— Exercise objective —
Read the listing and extract each line that includes the word "NUMBERS".

— Supplied data —
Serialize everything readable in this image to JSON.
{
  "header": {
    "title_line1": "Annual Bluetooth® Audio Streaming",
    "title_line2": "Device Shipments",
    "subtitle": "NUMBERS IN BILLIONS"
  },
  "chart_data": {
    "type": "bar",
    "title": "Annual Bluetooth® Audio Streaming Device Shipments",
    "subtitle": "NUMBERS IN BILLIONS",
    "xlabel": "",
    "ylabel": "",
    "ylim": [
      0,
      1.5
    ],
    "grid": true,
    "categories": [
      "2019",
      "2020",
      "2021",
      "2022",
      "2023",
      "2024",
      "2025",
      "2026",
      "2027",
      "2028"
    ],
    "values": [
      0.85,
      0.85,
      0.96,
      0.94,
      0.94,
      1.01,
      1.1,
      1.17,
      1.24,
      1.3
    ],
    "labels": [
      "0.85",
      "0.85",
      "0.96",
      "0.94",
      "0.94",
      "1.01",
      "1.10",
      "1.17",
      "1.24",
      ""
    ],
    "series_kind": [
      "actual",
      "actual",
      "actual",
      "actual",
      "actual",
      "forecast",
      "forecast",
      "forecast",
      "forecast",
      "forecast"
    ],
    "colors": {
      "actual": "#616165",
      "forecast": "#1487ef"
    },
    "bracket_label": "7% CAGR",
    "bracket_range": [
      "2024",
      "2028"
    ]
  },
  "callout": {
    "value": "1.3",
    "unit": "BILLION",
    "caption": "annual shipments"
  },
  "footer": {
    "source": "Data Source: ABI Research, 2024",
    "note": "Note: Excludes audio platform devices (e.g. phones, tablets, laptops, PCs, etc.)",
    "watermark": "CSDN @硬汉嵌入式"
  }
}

...

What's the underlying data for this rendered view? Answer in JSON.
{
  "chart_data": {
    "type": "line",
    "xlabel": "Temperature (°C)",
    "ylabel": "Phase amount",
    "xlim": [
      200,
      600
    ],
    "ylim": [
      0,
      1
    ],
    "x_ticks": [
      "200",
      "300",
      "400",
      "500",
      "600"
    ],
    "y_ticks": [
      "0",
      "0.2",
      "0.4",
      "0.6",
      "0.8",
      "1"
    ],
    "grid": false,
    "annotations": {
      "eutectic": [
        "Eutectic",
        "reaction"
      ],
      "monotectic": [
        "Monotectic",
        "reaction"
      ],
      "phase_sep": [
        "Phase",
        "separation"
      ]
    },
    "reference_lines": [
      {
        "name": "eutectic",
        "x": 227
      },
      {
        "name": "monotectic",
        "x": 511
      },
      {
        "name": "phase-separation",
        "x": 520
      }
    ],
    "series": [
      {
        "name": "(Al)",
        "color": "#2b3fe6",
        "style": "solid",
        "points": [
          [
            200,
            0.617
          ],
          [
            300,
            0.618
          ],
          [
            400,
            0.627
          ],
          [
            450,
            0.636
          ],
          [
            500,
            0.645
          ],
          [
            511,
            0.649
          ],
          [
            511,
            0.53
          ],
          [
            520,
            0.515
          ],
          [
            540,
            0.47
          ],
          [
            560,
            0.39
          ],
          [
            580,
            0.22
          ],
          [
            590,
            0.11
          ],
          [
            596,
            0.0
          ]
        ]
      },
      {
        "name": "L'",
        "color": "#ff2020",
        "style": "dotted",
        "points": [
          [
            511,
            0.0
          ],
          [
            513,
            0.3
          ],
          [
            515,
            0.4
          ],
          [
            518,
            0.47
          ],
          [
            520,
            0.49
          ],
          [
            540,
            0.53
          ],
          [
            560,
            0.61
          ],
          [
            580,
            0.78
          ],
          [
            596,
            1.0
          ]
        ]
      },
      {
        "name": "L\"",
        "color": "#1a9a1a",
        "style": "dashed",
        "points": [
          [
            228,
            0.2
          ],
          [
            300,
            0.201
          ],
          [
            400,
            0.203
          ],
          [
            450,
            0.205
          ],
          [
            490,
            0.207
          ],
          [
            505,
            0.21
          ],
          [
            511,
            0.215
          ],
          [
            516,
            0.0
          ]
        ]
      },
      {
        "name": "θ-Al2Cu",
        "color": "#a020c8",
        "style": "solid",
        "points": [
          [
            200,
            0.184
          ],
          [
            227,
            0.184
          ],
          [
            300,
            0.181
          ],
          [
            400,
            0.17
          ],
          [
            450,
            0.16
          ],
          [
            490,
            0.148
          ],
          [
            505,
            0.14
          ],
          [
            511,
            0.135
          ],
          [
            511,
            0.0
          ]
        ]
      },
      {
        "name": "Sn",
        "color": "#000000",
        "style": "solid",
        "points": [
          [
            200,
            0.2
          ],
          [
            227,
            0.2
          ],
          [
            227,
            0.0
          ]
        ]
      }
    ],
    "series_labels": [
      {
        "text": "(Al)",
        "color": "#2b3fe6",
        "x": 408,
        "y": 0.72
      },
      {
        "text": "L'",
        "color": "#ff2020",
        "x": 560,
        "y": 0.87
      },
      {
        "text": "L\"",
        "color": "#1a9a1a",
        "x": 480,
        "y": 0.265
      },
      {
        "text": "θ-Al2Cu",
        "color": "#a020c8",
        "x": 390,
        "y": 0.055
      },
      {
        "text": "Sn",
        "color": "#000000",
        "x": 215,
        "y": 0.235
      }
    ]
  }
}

— Complete output —
    "subtitle": "NUMBERS IN BILLIONS"
    "subtitle": "NUMBERS IN BILLIONS",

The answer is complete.